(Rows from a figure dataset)
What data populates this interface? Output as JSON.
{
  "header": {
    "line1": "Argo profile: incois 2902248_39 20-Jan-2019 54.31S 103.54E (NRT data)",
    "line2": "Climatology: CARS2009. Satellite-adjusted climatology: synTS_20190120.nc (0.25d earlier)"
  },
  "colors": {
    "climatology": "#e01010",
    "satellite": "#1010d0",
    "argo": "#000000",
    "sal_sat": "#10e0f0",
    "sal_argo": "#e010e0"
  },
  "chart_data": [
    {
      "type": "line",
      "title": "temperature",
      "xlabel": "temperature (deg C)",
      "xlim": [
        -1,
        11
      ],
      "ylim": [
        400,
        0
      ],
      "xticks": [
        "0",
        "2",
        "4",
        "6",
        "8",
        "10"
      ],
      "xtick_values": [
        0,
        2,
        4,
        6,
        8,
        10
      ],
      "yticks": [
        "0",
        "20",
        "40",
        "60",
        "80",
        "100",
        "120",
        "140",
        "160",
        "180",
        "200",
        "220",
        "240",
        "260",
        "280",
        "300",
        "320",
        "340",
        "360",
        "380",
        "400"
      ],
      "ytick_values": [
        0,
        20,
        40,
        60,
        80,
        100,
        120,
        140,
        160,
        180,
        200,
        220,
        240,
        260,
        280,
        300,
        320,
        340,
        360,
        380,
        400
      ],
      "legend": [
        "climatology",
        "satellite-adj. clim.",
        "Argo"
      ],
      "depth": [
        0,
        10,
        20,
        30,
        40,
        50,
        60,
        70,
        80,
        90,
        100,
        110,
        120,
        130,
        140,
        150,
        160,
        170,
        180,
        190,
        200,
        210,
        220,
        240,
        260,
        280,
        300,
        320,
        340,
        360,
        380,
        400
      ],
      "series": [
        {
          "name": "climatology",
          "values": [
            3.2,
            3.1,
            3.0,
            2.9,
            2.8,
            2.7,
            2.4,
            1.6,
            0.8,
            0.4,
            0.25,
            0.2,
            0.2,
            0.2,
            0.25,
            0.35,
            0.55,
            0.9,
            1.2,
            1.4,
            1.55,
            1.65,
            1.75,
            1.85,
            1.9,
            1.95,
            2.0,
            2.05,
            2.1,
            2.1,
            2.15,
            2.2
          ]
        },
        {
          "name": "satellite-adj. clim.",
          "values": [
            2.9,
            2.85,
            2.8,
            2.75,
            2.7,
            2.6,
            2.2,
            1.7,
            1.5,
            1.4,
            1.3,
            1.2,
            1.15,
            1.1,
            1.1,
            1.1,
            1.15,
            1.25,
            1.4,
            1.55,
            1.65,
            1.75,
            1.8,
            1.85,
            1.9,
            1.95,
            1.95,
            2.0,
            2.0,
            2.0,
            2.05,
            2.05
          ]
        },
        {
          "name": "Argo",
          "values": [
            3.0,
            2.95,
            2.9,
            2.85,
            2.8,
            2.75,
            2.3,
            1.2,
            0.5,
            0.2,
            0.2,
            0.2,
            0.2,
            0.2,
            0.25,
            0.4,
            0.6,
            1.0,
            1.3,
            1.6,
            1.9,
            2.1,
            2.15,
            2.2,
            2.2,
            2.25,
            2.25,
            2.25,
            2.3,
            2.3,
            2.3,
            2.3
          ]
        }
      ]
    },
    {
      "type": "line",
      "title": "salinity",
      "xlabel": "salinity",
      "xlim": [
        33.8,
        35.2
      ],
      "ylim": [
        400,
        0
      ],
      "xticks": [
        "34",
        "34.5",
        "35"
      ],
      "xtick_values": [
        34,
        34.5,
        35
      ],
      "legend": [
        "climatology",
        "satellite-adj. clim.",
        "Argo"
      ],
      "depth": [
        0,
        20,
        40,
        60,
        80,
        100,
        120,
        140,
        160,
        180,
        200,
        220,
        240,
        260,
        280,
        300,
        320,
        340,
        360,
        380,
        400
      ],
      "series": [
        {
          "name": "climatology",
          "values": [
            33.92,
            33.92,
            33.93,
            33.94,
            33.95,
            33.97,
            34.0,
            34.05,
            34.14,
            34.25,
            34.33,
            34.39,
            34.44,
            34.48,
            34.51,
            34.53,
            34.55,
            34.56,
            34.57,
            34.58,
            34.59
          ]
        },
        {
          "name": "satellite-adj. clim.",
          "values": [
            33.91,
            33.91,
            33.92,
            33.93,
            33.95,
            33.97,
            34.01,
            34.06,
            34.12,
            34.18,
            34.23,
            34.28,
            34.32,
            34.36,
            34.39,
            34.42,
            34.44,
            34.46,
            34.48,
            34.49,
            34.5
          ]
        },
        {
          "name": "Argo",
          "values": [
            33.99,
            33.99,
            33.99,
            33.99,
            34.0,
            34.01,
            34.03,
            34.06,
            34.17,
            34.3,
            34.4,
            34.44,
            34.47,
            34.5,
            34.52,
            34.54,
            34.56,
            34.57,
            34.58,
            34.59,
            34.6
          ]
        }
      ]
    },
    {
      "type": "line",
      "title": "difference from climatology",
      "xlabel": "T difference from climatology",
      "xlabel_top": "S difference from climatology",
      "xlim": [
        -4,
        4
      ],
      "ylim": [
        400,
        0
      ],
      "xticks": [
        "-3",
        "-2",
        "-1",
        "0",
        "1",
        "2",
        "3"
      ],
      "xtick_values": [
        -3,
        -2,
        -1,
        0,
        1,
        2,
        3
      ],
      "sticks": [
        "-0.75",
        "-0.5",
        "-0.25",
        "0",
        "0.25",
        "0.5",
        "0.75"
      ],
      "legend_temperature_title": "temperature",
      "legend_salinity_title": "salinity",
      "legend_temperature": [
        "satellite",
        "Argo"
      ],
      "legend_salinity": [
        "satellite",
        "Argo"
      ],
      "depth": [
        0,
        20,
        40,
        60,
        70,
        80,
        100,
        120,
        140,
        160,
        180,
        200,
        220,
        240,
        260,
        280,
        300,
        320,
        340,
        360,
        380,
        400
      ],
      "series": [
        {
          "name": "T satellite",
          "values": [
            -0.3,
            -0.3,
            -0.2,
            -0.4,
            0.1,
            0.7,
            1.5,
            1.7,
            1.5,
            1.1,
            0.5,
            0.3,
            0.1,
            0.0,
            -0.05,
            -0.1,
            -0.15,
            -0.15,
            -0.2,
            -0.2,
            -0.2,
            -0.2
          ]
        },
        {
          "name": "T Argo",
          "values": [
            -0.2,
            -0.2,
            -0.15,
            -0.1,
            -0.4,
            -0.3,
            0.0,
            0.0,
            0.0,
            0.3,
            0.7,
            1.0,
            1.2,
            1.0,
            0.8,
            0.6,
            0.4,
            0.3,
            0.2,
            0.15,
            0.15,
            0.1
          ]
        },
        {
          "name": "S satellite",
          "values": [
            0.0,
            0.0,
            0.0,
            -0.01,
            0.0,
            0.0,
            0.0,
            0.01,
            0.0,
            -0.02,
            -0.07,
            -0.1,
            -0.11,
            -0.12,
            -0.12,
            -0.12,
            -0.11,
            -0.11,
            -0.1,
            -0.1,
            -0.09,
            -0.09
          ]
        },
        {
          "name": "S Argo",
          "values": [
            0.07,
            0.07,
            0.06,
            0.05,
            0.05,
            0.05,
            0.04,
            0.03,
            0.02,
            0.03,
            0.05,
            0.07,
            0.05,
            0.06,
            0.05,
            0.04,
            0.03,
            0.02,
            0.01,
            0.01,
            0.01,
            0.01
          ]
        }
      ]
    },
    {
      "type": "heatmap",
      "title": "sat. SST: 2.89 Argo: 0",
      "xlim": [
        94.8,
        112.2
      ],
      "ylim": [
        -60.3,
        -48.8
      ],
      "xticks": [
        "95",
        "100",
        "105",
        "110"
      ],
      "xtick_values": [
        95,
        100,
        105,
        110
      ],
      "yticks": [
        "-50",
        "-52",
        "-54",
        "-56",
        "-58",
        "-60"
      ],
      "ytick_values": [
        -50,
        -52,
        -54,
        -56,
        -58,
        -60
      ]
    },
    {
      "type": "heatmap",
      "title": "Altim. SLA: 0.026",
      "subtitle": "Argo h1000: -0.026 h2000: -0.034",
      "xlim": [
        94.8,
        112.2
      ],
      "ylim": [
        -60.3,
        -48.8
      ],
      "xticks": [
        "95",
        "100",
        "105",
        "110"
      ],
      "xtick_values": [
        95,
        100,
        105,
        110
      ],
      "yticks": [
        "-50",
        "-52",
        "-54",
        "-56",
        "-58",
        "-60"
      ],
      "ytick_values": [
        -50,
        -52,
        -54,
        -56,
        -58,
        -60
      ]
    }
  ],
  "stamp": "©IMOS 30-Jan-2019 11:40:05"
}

- PROMPT
Show the lines of the records that contain the word "climatology".

- TASK OUTPUT
    "line2": "Climatology: CARS2009. Satellite-adjusted climatology: synTS_20190120.nc (0.25d earlier)"
    "climatology": "#e01010",
        "climatology",
          "name": "climatology",
        "climatology",
          "name": "climatology",
      "title": "difference from climatology",
      "xlabel": "T difference from climatology",
      "xlabel_top": "S difference from climatology",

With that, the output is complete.